Element boundary records
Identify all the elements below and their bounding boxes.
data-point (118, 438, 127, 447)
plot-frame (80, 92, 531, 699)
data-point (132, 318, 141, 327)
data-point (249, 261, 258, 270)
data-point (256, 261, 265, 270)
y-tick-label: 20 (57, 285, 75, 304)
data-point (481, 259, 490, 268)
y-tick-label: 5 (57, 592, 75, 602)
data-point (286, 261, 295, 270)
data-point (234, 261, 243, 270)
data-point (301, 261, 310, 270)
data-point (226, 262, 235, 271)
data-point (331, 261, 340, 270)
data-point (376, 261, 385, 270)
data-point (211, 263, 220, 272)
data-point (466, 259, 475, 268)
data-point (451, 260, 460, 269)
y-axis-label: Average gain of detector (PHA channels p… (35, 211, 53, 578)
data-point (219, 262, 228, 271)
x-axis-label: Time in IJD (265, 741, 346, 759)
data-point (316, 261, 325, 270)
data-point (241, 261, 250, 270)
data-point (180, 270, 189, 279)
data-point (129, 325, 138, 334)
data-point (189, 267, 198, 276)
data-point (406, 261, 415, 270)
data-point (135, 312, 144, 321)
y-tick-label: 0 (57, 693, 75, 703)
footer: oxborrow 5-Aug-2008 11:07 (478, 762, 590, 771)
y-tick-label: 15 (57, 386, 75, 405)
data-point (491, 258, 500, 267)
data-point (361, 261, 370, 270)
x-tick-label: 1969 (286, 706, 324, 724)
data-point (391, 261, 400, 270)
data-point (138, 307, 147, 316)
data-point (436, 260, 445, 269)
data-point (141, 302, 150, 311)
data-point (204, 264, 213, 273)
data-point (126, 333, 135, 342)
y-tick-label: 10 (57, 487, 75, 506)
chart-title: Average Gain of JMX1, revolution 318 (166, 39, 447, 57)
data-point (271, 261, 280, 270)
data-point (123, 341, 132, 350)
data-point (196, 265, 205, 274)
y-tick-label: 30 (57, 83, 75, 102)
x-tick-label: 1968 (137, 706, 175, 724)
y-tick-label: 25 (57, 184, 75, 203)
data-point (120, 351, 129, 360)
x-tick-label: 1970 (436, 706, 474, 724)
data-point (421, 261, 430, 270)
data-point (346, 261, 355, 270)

→ **Task statement**: Gather every line in the entries above that contains the string "label", and copy each one.

→ **Exercise response**:
y-tick-label: 20 (57, 285, 75, 304)
y-tick-label: 5 (57, 592, 75, 602)
y-axis-label: Average gain of detector (PHA channels p… (35, 211, 53, 578)
x-axis-label: Time in IJD (265, 741, 346, 759)
y-tick-label: 0 (57, 693, 75, 703)
y-tick-label: 15 (57, 386, 75, 405)
x-tick-label: 1969 (286, 706, 324, 724)
y-tick-label: 10 (57, 487, 75, 506)
y-tick-label: 30 (57, 83, 75, 102)
x-tick-label: 1968 (137, 706, 175, 724)
y-tick-label: 25 (57, 184, 75, 203)
x-tick-label: 1970 (436, 706, 474, 724)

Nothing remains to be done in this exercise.